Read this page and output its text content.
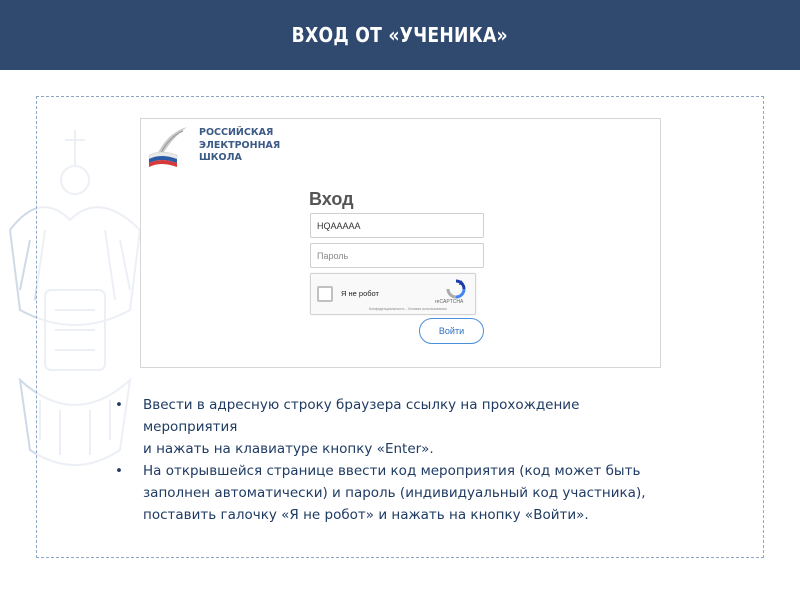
ВХОД ОТ «УЧЕНИКА»
РОССИЙСКАЯ
ЭЛЕКТРОННАЯ
ШКОЛА
Вход
HQAAAAA
Я не робот
reCAPTCHA
Конфиденциальность - Условия использования
Войти
• Ввести в адресную строку браузера ссылку на прохождение
мероприятия
и нажать на клавиатуре кнопку «Enter».
• На открывшейся странице ввести код мероприятия (код может быть
заполнен автоматически) и пароль (индивидуальный код участника),
поставить галочку «Я не робот» и нажать на кнопку «Войти».
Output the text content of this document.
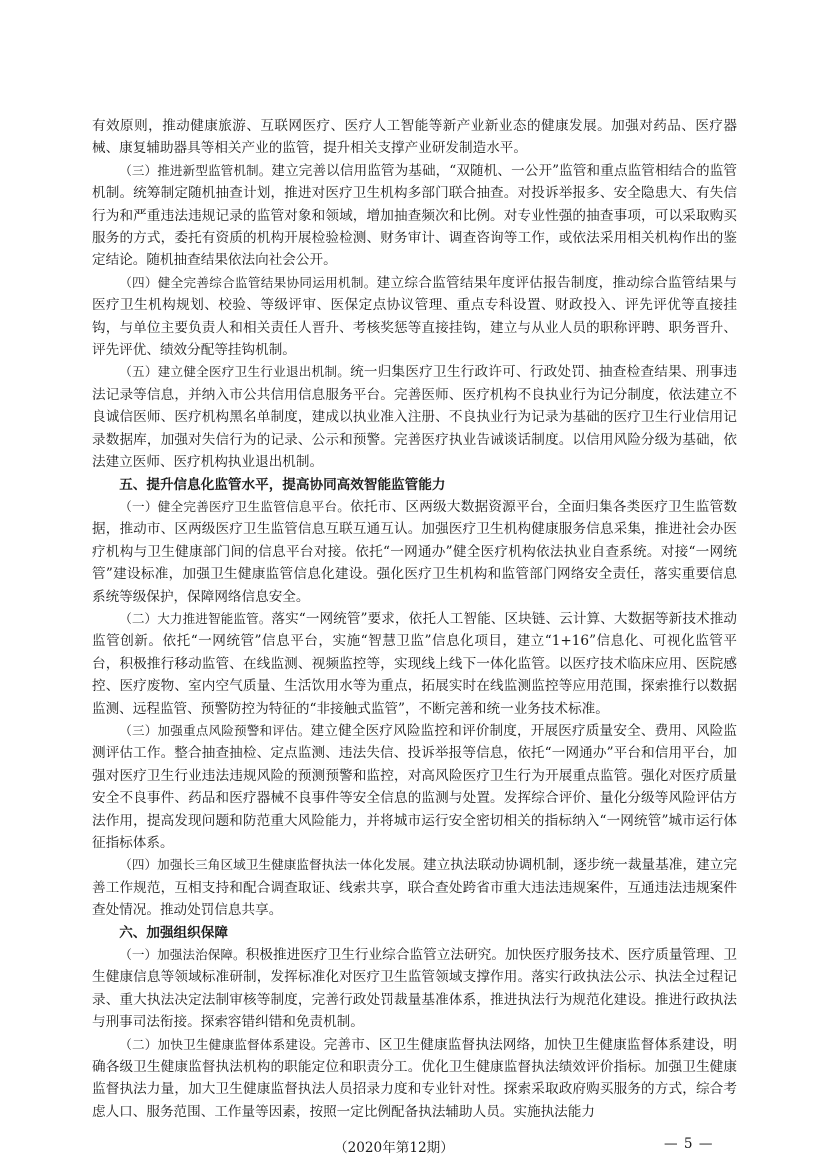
有效原则，推动健康旅游、互联网医疗、医疗人工智能等新产业新业态的健康发展。加强对药品、医疗器械、康复辅助器具等相关产业的监管，提升相关支撑产业研发制造水平。

（三）推进新型监管机制。建立完善以信用监管为基础，“双随机、一公开”监管和重点监管相结合的监管机制。统筹制定随机抽查计划，推进对医疗卫生机构多部门联合抽查。对投诉举报多、安全隐患大、有失信行为和严重违法违规记录的监管对象和领域，增加抽查频次和比例。对专业性强的抽查事项，可以采取购买服务的方式，委托有资质的机构开展检验检测、财务审计、调查咨询等工作，或依法采用相关机构作出的鉴定结论。随机抽查结果依法向社会公开。

（四）健全完善综合监管结果协同运用机制。建立综合监管结果年度评估报告制度，推动综合监管结果与医疗卫生机构规划、校验、等级评审、医保定点协议管理、重点专科设置、财政投入、评先评优等直接挂钩，与单位主要负责人和相关责任人晋升、考核奖惩等直接挂钩，建立与从业人员的职称评聘、职务晋升、评先评优、绩效分配等挂钩机制。

（五）建立健全医疗卫生行业退出机制。统一归集医疗卫生行政许可、行政处罚、抽查检查结果、刑事违法记录等信息，并纳入市公共信用信息服务平台。完善医师、医疗机构不良执业行为记分制度，依法建立不良诚信医师、医疗机构黑名单制度，建成以执业准入注册、不良执业行为记录为基础的医疗卫生行业信用记录数据库，加强对失信行为的记录、公示和预警。完善医疗执业告诫谈话制度。以信用风险分级为基础，依法建立医师、医疗机构执业退出机制。

五、提升信息化监管水平，提高协同高效智能监管能力

（一）健全完善医疗卫生监管信息平台。依托市、区两级大数据资源平台，全面归集各类医疗卫生监管数据，推动市、区两级医疗卫生监管信息互联互通互认。加强医疗卫生机构健康服务信息采集，推进社会办医疗机构与卫生健康部门间的信息平台对接。依托“一网通办”健全医疗机构依法执业自查系统。对接“一网统管”建设标准，加强卫生健康监管信息化建设。强化医疗卫生机构和监管部门网络安全责任，落实重要信息系统等级保护，保障网络信息安全。

（二）大力推进智能监管。落实“一网统管”要求，依托人工智能、区块链、云计算、大数据等新技术推动监管创新。依托“一网统管”信息平台，实施“智慧卫监”信息化项目，建立“1+16”信息化、可视化监管平台，积极推行移动监管、在线监测、视频监控等，实现线上线下一体化监管。以医疗技术临床应用、医院感控、医疗废物、室内空气质量、生活饮用水等为重点，拓展实时在线监测监控等应用范围，探索推行以数据监测、远程监管、预警防控为特征的“非接触式监管”，不断完善和统一业务技术标准。

（三）加强重点风险预警和评估。建立健全医疗风险监控和评价制度，开展医疗质量安全、费用、风险监测评估工作。整合抽查抽检、定点监测、违法失信、投诉举报等信息，依托“一网通办”平台和信用平台，加强对医疗卫生行业违法违规风险的预测预警和监控，对高风险医疗卫生行为开展重点监管。强化对医疗质量安全不良事件、药品和医疗器械不良事件等安全信息的监测与处置。发挥综合评价、量化分级等风险评估方法作用，提高发现问题和防范重大风险能力，并将城市运行安全密切相关的指标纳入“一网统管”城市运行体征指标体系。

（四）加强长三角区域卫生健康监督执法一体化发展。建立执法联动协调机制，逐步统一裁量基准，建立完善工作规范，互相支持和配合调查取证、线索共享，联合查处跨省市重大违法违规案件，互通违法违规案件查处情况。推动处罚信息共享。

六、加强组织保障

（一）加强法治保障。积极推进医疗卫生行业综合监管立法研究。加快医疗服务技术、医疗质量管理、卫生健康信息等领域标准研制，发挥标准化对医疗卫生监管领域支撑作用。落实行政执法公示、执法全过程记录、重大执法决定法制审核等制度，完善行政处罚裁量基准体系，推进执法行为规范化建设。推进行政执法与刑事司法衔接。探索容错纠错和免责机制。

（二）加快卫生健康监督体系建设。完善市、区卫生健康监督执法网络，加快卫生健康监督体系建设，明确各级卫生健康监督执法机构的职能定位和职责分工。优化卫生健康监督执法绩效评价指标。加强卫生健康监督执法力量，加大卫生健康监督执法人员招录力度和专业针对性。探索采取政府购买服务的方式，综合考虑人口、服务范围、工作量等因素，按照一定比例配备执法辅助人员。实施执法能力

（2020年第12期）	— 5 —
#####
#### WRITTEN INSTRUCTION:
Search the entries for "мероприятия" and copy out each line that has it.

#### WRITTEN RESPONSE:
мероприятия
• На открывшейся странице ввести код мероприятия (код может быть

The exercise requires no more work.